◆ Written exercise: Every line below that includes "Slab" counts toward the total. Report that total alone.

◆ Data extract:
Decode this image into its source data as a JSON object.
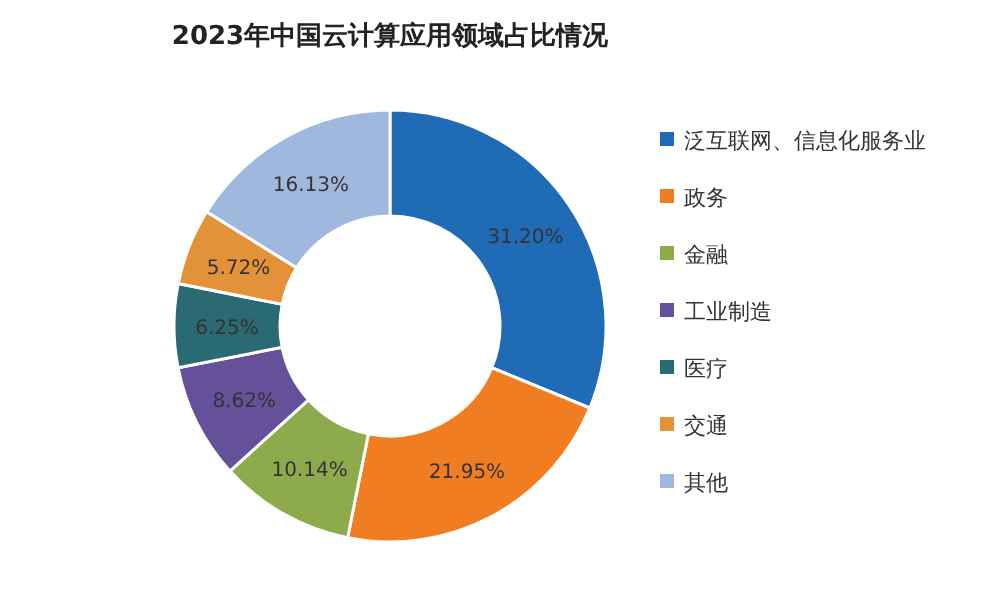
{
  "chart_data": {
    "type": "donut",
    "title": "2023年中国云计算应用领域占比情况",
    "categories": [
      "泛互联网、信息化服务业",
      "政务",
      "金融",
      "工业制造",
      "医疗",
      "交通",
      "其他"
    ],
    "values": [
      31.2,
      21.95,
      10.14,
      8.62,
      6.25,
      5.72,
      16.13
    ],
    "value_labels": [
      "31.20%",
      "21.95%",
      "10.14%",
      "8.62%",
      "6.25%",
      "5.72%",
      "16.13%"
    ],
    "colors": [
      "#1f6bb5",
      "#f07d22",
      "#8dab4c",
      "#65509a",
      "#2a6a72",
      "#e3923a",
      "#a0b8dd"
    ],
    "legend": "right"
  }
}
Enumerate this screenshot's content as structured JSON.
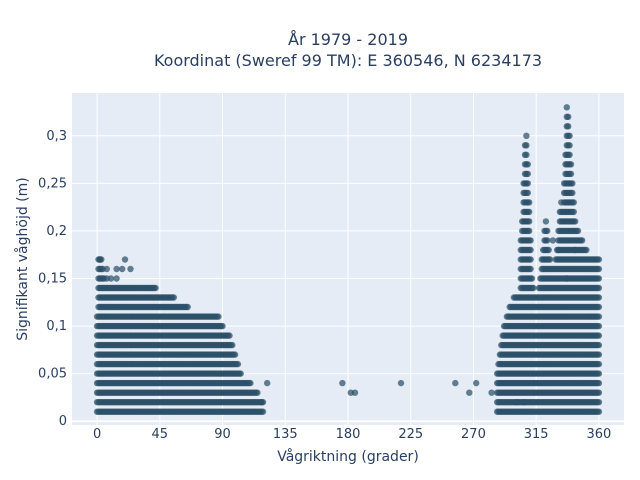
{
  "chart_data": {
    "type": "scatter",
    "title_lines": [
      "År 1979 - 2019",
      "Koordinat (Sweref 99 TM): E 360546, N 6234173"
    ],
    "xlabel": "Vågriktning (grader)",
    "ylabel": "Signifikant våghöjd (m)",
    "xlim": [
      -18,
      378
    ],
    "ylim": [
      -0.004,
      0.345
    ],
    "x_ticks": [
      0,
      45,
      90,
      135,
      180,
      225,
      270,
      315,
      360
    ],
    "x_tick_labels": [
      "0",
      "45",
      "90",
      "135",
      "180",
      "225",
      "270",
      "315",
      "360"
    ],
    "y_ticks": [
      0,
      0.05,
      0.1,
      0.15,
      0.2,
      0.25,
      0.3
    ],
    "y_tick_labels": [
      "0",
      "0,05",
      "0,1",
      "0,15",
      "0,2",
      "0,25",
      "0,3"
    ],
    "grid": true,
    "marker_color": "#2c5068",
    "background_color": "#e5ecf6",
    "clusters": [
      {
        "name": "east",
        "x_start": 0,
        "x_step": 1,
        "heights": [
          0.11,
          0.17,
          0.17,
          0.17,
          0.16,
          0.15,
          0.14,
          0.16,
          0.14,
          0.14,
          0.15,
          0.14,
          0.14,
          0.14,
          0.16,
          0.14,
          0.14,
          0.14,
          0.14,
          0.14,
          0.14,
          0.14,
          0.14,
          0.14,
          0.14,
          0.14,
          0.14,
          0.14,
          0.14,
          0.14,
          0.14,
          0.14,
          0.14,
          0.14,
          0.14,
          0.14,
          0.14,
          0.14,
          0.14,
          0.14,
          0.14,
          0.14,
          0.14,
          0.13,
          0.13,
          0.13,
          0.13,
          0.13,
          0.13,
          0.13,
          0.13,
          0.13,
          0.13,
          0.13,
          0.13,
          0.13,
          0.12,
          0.12,
          0.12,
          0.12,
          0.12,
          0.12,
          0.12,
          0.12,
          0.12,
          0.12,
          0.11,
          0.11,
          0.11,
          0.11,
          0.11,
          0.11,
          0.11,
          0.11,
          0.11,
          0.11,
          0.11,
          0.11,
          0.11,
          0.11,
          0.11,
          0.11,
          0.11,
          0.11,
          0.11,
          0.11,
          0.11,
          0.11,
          0.1,
          0.1,
          0.1,
          0.09,
          0.09,
          0.09,
          0.09,
          0.09,
          0.08,
          0.08,
          0.07,
          0.07,
          0.06,
          0.06,
          0.05,
          0.05,
          0.04,
          0.04,
          0.04,
          0.04,
          0.04,
          0.04,
          0.04,
          0.03,
          0.03,
          0.03,
          0.03,
          0.03,
          0.02,
          0.02,
          0.02,
          0.02
        ],
        "min": 0.01
      },
      {
        "name": "west",
        "x_start": 287,
        "x_step": 1,
        "heights": [
          0.05,
          0.06,
          0.07,
          0.08,
          0.09,
          0.1,
          0.1,
          0.11,
          0.11,
          0.12,
          0.12,
          0.12,
          0.13,
          0.13,
          0.13,
          0.13,
          0.13,
          0.19,
          0.21,
          0.25,
          0.29,
          0.3,
          0.27,
          0.23,
          0.19,
          0.15,
          0.14,
          0.13,
          0.13,
          0.13,
          0.14,
          0.15,
          0.17,
          0.18,
          0.2,
          0.21,
          0.2,
          0.18,
          0.17,
          0.16,
          0.16,
          0.16,
          0.17,
          0.18,
          0.2,
          0.22,
          0.23,
          0.22,
          0.25,
          0.28,
          0.33,
          0.32,
          0.3,
          0.27,
          0.25,
          0.23,
          0.21,
          0.2,
          0.2,
          0.19,
          0.19,
          0.19,
          0.18,
          0.18,
          0.18,
          0.17,
          0.17,
          0.17,
          0.17,
          0.17,
          0.17,
          0.17,
          0.17,
          0.17
        ],
        "min": 0.01
      }
    ],
    "sparse_points": [
      {
        "x": 2,
        "y": 0.17
      },
      {
        "x": 18,
        "y": 0.16
      },
      {
        "x": 20,
        "y": 0.17
      },
      {
        "x": 24,
        "y": 0.16
      },
      {
        "x": 118,
        "y": 0.02
      },
      {
        "x": 122,
        "y": 0.04
      },
      {
        "x": 176,
        "y": 0.04
      },
      {
        "x": 182,
        "y": 0.03
      },
      {
        "x": 185,
        "y": 0.03
      },
      {
        "x": 218,
        "y": 0.04
      },
      {
        "x": 257,
        "y": 0.04
      },
      {
        "x": 267,
        "y": 0.03
      },
      {
        "x": 272,
        "y": 0.04
      },
      {
        "x": 283,
        "y": 0.03
      },
      {
        "x": 301,
        "y": 0.02
      },
      {
        "x": 306,
        "y": 0.02
      },
      {
        "x": 327,
        "y": 0.19
      },
      {
        "x": 331,
        "y": 0.18
      },
      {
        "x": 337,
        "y": 0.15
      },
      {
        "x": 343,
        "y": 0.18
      }
    ]
  }
}
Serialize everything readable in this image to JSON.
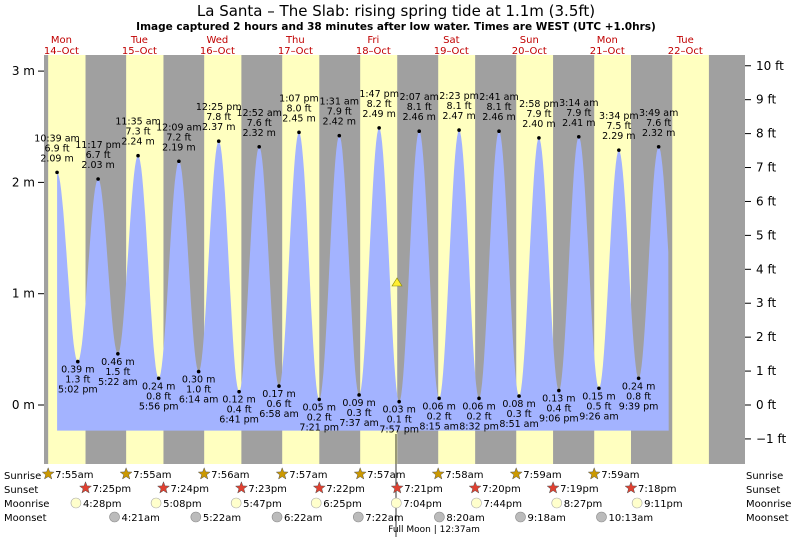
{
  "title": "La Santa – The Slab: rising  spring tide at 1.1m (3.5ft)",
  "subtitle": "Image captured 2 hours and 38 minutes after low water. Times are WEST (UTC +1.0hrs)",
  "days": [
    {
      "name": "Mon",
      "date": "14–Oct"
    },
    {
      "name": "Tue",
      "date": "15–Oct"
    },
    {
      "name": "Wed",
      "date": "16–Oct"
    },
    {
      "name": "Thu",
      "date": "17–Oct"
    },
    {
      "name": "Fri",
      "date": "18–Oct"
    },
    {
      "name": "Sat",
      "date": "19–Oct"
    },
    {
      "name": "Sun",
      "date": "20–Oct"
    },
    {
      "name": "Mon",
      "date": "21–Oct"
    },
    {
      "name": "Tue",
      "date": "22–Oct"
    }
  ],
  "left_axis": [
    "3 m",
    "2 m",
    "1 m",
    "0 m"
  ],
  "right_axis": [
    "10 ft",
    "9 ft",
    "8 ft",
    "7 ft",
    "6 ft",
    "5 ft",
    "4 ft",
    "3 ft",
    "2 ft",
    "1 ft",
    "0 ft",
    "−1 ft"
  ],
  "row_labels": {
    "sunrise": "Sunrise",
    "sunset": "Sunset",
    "moonrise": "Moonrise",
    "moonset": "Moonset"
  },
  "sunrise": [
    "7:55am",
    "7:55am",
    "7:56am",
    "7:57am",
    "7:57am",
    "7:58am",
    "7:59am",
    "7:59am"
  ],
  "sunset": [
    "7:25pm",
    "7:24pm",
    "7:23pm",
    "7:22pm",
    "7:21pm",
    "7:20pm",
    "7:19pm",
    "7:18pm"
  ],
  "moonrise": [
    "4:28pm",
    "5:08pm",
    "5:47pm",
    "6:25pm",
    "7:04pm",
    "7:44pm",
    "8:27pm",
    "9:11pm"
  ],
  "moonset": [
    "4:21am",
    "5:22am",
    "6:22am",
    "7:22am",
    "8:20am",
    "9:18am",
    "10:13am"
  ],
  "full_moon": "Full Moon | 12:37am",
  "colors": {
    "water": "#a3b3ff",
    "day": "#ffffc0",
    "night": "#a0a0a0",
    "day_label": "#c00000",
    "sun_star": "#cc9900",
    "sunset_star": "#e04030"
  },
  "chart_data": {
    "type": "area",
    "title": "La Santa – The Slab: rising  spring tide at 1.1m (3.5ft)",
    "ylabel_left": "m",
    "ylabel_right": "ft",
    "ylim_m": [
      -0.45,
      3.1
    ],
    "current_level_m": 1.1,
    "extremes": [
      {
        "time": "10:39 am",
        "ft": "6.9 ft",
        "m": 2.09,
        "type": "high"
      },
      {
        "time": "5:02 pm",
        "ft": "1.3 ft",
        "m": 0.39,
        "type": "low"
      },
      {
        "time": "11:17 pm",
        "ft": "6.7 ft",
        "m": 2.03,
        "type": "high"
      },
      {
        "time": "5:22 am",
        "ft": "1.5 ft",
        "m": 0.46,
        "type": "low"
      },
      {
        "time": "11:35 am",
        "ft": "7.3 ft",
        "m": 2.24,
        "type": "high"
      },
      {
        "time": "5:56 pm",
        "ft": "0.8 ft",
        "m": 0.24,
        "type": "low"
      },
      {
        "time": "12:09 am",
        "ft": "7.2 ft",
        "m": 2.19,
        "type": "high"
      },
      {
        "time": "6:14 am",
        "ft": "1.0 ft",
        "m": 0.3,
        "type": "low"
      },
      {
        "time": "12:25 pm",
        "ft": "7.8 ft",
        "m": 2.37,
        "type": "high"
      },
      {
        "time": "6:41 pm",
        "ft": "0.4 ft",
        "m": 0.12,
        "type": "low"
      },
      {
        "time": "12:52 am",
        "ft": "7.6 ft",
        "m": 2.32,
        "type": "high"
      },
      {
        "time": "6:58 am",
        "ft": "0.6 ft",
        "m": 0.17,
        "type": "low"
      },
      {
        "time": "1:07 pm",
        "ft": "8.0 ft",
        "m": 2.45,
        "type": "high"
      },
      {
        "time": "7:21 pm",
        "ft": "0.2 ft",
        "m": 0.05,
        "type": "low"
      },
      {
        "time": "1:31 am",
        "ft": "7.9 ft",
        "m": 2.42,
        "type": "high"
      },
      {
        "time": "7:37 am",
        "ft": "0.3 ft",
        "m": 0.09,
        "type": "low"
      },
      {
        "time": "1:47 pm",
        "ft": "8.2 ft",
        "m": 2.49,
        "type": "high"
      },
      {
        "time": "7:57 pm",
        "ft": "0.1 ft",
        "m": 0.03,
        "type": "low"
      },
      {
        "time": "2:07 am",
        "ft": "8.1 ft",
        "m": 2.46,
        "type": "high"
      },
      {
        "time": "8:15 am",
        "ft": "0.2 ft",
        "m": 0.06,
        "type": "low"
      },
      {
        "time": "2:23 pm",
        "ft": "8.1 ft",
        "m": 2.47,
        "type": "high"
      },
      {
        "time": "8:32 pm",
        "ft": "0.2 ft",
        "m": 0.06,
        "type": "low"
      },
      {
        "time": "2:41 am",
        "ft": "8.1 ft",
        "m": 2.46,
        "type": "high"
      },
      {
        "time": "8:51 am",
        "ft": "0.3 ft",
        "m": 0.08,
        "type": "low"
      },
      {
        "time": "2:58 pm",
        "ft": "7.9 ft",
        "m": 2.4,
        "type": "high"
      },
      {
        "time": "9:06 pm",
        "ft": "0.4 ft",
        "m": 0.13,
        "type": "low"
      },
      {
        "time": "3:14 am",
        "ft": "7.9 ft",
        "m": 2.41,
        "type": "high"
      },
      {
        "time": "9:26 am",
        "ft": "0.5 ft",
        "m": 0.15,
        "type": "low"
      },
      {
        "time": "3:34 pm",
        "ft": "7.5 ft",
        "m": 2.29,
        "type": "high"
      },
      {
        "time": "9:39 pm",
        "ft": "0.8 ft",
        "m": 0.24,
        "type": "low"
      },
      {
        "time": "3:49 am",
        "ft": "7.6 ft",
        "m": 2.32,
        "type": "high"
      }
    ]
  }
}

◆ Correct output: 2